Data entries
_ _ _ _ _
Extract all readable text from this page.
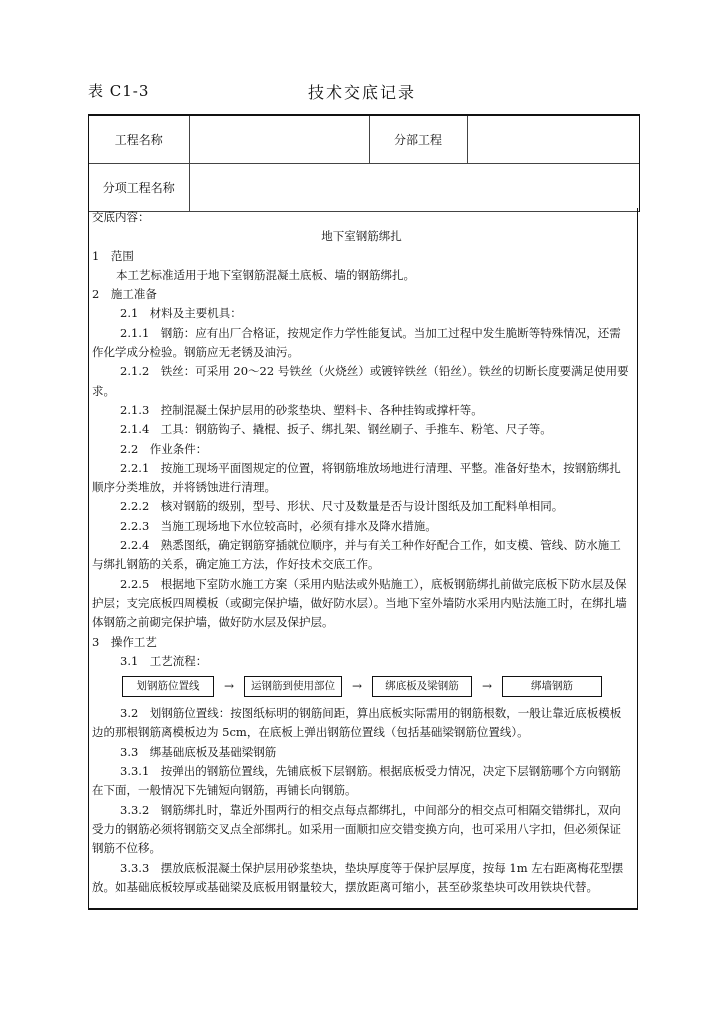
表 C1-3	技术交底记录
工程名称		分部工程	
分项工程名称			

交底内容：

地下室钢筋绑扎

1　范围

本工艺标准适用于地下室钢筋混凝土底板、墙的钢筋绑扎。

2　施工准备

2.1　材料及主要机具：

2.1.1　钢筋：应有出厂合格证，按规定作力学性能复试。当加工过程中发生脆断等特殊情况，还需作化学成分检验。钢筋应无老锈及油污。

2.1.2　铁丝：可采用 20～22 号铁丝（火烧丝）或镀锌铁丝（铅丝）。铁丝的切断长度要满足使用要求。

2.1.3　控制混凝土保护层用的砂浆垫块、塑料卡、各种挂钩或撑杆等。

2.1.4　工具：钢筋钩子、撬棍、扳子、绑扎架、钢丝刷子、手推车、粉笔、尺子等。

2.2　作业条件：

2.2.1　按施工现场平面图规定的位置，将钢筋堆放场地进行清理、平整。准备好垫木，按钢筋绑扎顺序分类堆放，并将锈蚀进行清理。

2.2.2　核对钢筋的级别，型号、形状、尺寸及数量是否与设计图纸及加工配料单相同。

2.2.3　当施工现场地下水位较高时，必须有排水及降水措施。

2.2.4　熟悉图纸，确定钢筋穿插就位顺序，并与有关工种作好配合工作，如支模、管线、防水施工与绑扎钢筋的关系，确定施工方法，作好技术交底工作。

2.2.5　根据地下室防水施工方案（采用内贴法或外贴施工），底板钢筋绑扎前做完底板下防水层及保护层；支完底板四周模板（或砌完保护墙，做好防水层）。当地下室外墙防水采用内贴法施工时，在绑扎墙体钢筋之前砌完保护墙，做好防水层及保护层。

3　操作工艺

3.1　工艺流程：

划钢筋位置线	→	运钢筋到使用部位	→	绑底板及梁钢筋	→	绑墙钢筋

3.2　划钢筋位置线：按图纸标明的钢筋间距，算出底板实际需用的钢筋根数，一般让靠近底板模板边的那根钢筋离模板边为 5cm，在底板上弹出钢筋位置线（包括基础梁钢筋位置线）。

3.3　绑基础底板及基础梁钢筋

3.3.1　按弹出的钢筋位置线，先铺底板下层钢筋。根据底板受力情况，决定下层钢筋哪个方向钢筋在下面，一般情况下先铺短向钢筋，再铺长向钢筋。

3.3.2　钢筋绑扎时，靠近外围两行的相交点每点都绑扎，中间部分的相交点可相隔交错绑扎，双向受力的钢筋必须将钢筋交叉点全部绑扎。如采用一面顺扣应交错变换方向，也可采用八字扣，但必须保证钢筋不位移。

3.3.3　摆放底板混凝土保护层用砂浆垫块，垫块厚度等于保护层厚度，按每 1m 左右距离梅花型摆放。如基础底板较厚或基础梁及底板用钢量较大，摆放距离可缩小，甚至砂浆垫块可改用铁块代替。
_ _ _ _ _
Task description
All of the lines above should be retyped precisely, apart from the pictures.

Solved exercise
Extract all readable text from this page.
表 C1-3	技术交底记录
工程名称		分部工程	
分项工程名称			

交底内容：

地下室钢筋绑扎

1　范围

本工艺标准适用于地下室钢筋混凝土底板、墙的钢筋绑扎。

2　施工准备

2.1　材料及主要机具：

2.1.1　钢筋：应有出厂合格证，按规定作力学性能复试。当加工过程中发生脆断等特殊情况，还需作化学成分检验。钢筋应无老锈及油污。

2.1.2　铁丝：可采用 20～22 号铁丝（火烧丝）或镀锌铁丝（铅丝）。铁丝的切断长度要满足使用要求。

2.1.3　控制混凝土保护层用的砂浆垫块、塑料卡、各种挂钩或撑杆等。

2.1.4　工具：钢筋钩子、撬棍、扳子、绑扎架、钢丝刷子、手推车、粉笔、尺子等。

2.2　作业条件：

2.2.1　按施工现场平面图规定的位置，将钢筋堆放场地进行清理、平整。准备好垫木，按钢筋绑扎顺序分类堆放，并将锈蚀进行清理。

2.2.2　核对钢筋的级别，型号、形状、尺寸及数量是否与设计图纸及加工配料单相同。

2.2.3　当施工现场地下水位较高时，必须有排水及降水措施。

2.2.4　熟悉图纸，确定钢筋穿插就位顺序，并与有关工种作好配合工作，如支模、管线、防水施工与绑扎钢筋的关系，确定施工方法，作好技术交底工作。

2.2.5　根据地下室防水施工方案（采用内贴法或外贴施工），底板钢筋绑扎前做完底板下防水层及保护层；支完底板四周模板（或砌完保护墙，做好防水层）。当地下室外墙防水采用内贴法施工时，在绑扎墙体钢筋之前砌完保护墙，做好防水层及保护层。

3　操作工艺

3.1　工艺流程：

划钢筋位置线	→	运钢筋到使用部位	→	绑底板及梁钢筋	→	绑墙钢筋

3.2　划钢筋位置线：按图纸标明的钢筋间距，算出底板实际需用的钢筋根数，一般让靠近底板模板边的那根钢筋离模板边为 5cm，在底板上弹出钢筋位置线（包括基础梁钢筋位置线）。

3.3　绑基础底板及基础梁钢筋

3.3.1　按弹出的钢筋位置线，先铺底板下层钢筋。根据底板受力情况，决定下层钢筋哪个方向钢筋在下面，一般情况下先铺短向钢筋，再铺长向钢筋。

3.3.2　钢筋绑扎时，靠近外围两行的相交点每点都绑扎，中间部分的相交点可相隔交错绑扎，双向受力的钢筋必须将钢筋交叉点全部绑扎。如采用一面顺扣应交错变换方向，也可采用八字扣，但必须保证钢筋不位移。

3.3.3　摆放底板混凝土保护层用砂浆垫块，垫块厚度等于保护层厚度，按每 1m 左右距离梅花型摆放。如基础底板较厚或基础梁及底板用钢量较大，摆放距离可缩小，甚至砂浆垫块可改用铁块代替。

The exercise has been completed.